EXERCISE DESCRIPTION:
Quote every line below exactly as it reads.

** begin EXCERPTED DATA **

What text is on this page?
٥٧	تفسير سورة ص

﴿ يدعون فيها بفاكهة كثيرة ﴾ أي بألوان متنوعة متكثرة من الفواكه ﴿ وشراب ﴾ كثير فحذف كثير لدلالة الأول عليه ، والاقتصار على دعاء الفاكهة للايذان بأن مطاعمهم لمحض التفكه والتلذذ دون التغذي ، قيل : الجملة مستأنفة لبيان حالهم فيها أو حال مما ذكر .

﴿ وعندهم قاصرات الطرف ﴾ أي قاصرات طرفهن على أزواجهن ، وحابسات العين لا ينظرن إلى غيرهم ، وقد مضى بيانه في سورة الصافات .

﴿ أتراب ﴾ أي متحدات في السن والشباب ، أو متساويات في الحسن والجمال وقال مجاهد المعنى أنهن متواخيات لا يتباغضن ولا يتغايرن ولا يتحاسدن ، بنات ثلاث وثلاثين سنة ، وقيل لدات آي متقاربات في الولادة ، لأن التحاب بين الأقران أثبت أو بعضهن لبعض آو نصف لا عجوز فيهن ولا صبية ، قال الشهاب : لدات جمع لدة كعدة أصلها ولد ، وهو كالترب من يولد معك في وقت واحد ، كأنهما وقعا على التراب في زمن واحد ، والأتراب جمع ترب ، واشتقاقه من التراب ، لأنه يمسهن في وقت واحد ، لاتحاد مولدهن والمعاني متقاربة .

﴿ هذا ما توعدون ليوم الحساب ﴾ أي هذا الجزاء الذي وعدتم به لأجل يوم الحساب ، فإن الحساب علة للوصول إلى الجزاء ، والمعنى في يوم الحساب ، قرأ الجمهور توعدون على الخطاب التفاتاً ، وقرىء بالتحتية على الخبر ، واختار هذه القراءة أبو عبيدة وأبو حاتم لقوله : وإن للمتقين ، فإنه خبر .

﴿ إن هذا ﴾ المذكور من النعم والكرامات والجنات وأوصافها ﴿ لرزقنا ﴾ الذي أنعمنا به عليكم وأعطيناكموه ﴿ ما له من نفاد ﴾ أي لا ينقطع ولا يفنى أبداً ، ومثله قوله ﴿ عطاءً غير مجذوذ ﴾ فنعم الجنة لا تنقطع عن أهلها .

** end EXCERPTED DATA **

ANSWER:
What text is on this page?
٥٧	تفسير سورة ص

﴿ يدعون فيها بفاكهة كثيرة ﴾ أي بألوان متنوعة متكثرة من الفواكه ﴿ وشراب ﴾ كثير فحذف كثير لدلالة الأول عليه ، والاقتصار على دعاء الفاكهة للايذان بأن مطاعمهم لمحض التفكه والتلذذ دون التغذي ، قيل : الجملة مستأنفة لبيان حالهم فيها أو حال مما ذكر .

﴿ وعندهم قاصرات الطرف ﴾ أي قاصرات طرفهن على أزواجهن ، وحابسات العين لا ينظرن إلى غيرهم ، وقد مضى بيانه في سورة الصافات .

﴿ أتراب ﴾ أي متحدات في السن والشباب ، أو متساويات في الحسن والجمال وقال مجاهد المعنى أنهن متواخيات لا يتباغضن ولا يتغايرن ولا يتحاسدن ، بنات ثلاث وثلاثين سنة ، وقيل لدات آي متقاربات في الولادة ، لأن التحاب بين الأقران أثبت أو بعضهن لبعض آو نصف لا عجوز فيهن ولا صبية ، قال الشهاب : لدات جمع لدة كعدة أصلها ولد ، وهو كالترب من يولد معك في وقت واحد ، كأنهما وقعا على التراب في زمن واحد ، والأتراب جمع ترب ، واشتقاقه من التراب ، لأنه يمسهن في وقت واحد ، لاتحاد مولدهن والمعاني متقاربة .

﴿ هذا ما توعدون ليوم الحساب ﴾ أي هذا الجزاء الذي وعدتم به لأجل يوم الحساب ، فإن الحساب علة للوصول إلى الجزاء ، والمعنى في يوم الحساب ، قرأ الجمهور توعدون على الخطاب التفاتاً ، وقرىء بالتحتية على الخبر ، واختار هذه القراءة أبو عبيدة وأبو حاتم لقوله : وإن للمتقين ، فإنه خبر .

﴿ إن هذا ﴾ المذكور من النعم والكرامات والجنات وأوصافها ﴿ لرزقنا ﴾ الذي أنعمنا به عليكم وأعطيناكموه ﴿ ما له من نفاد ﴾ أي لا ينقطع ولا يفنى أبداً ، ومثله قوله ﴿ عطاءً غير مجذوذ ﴾ فنعم الجنة لا تنقطع عن أهلها .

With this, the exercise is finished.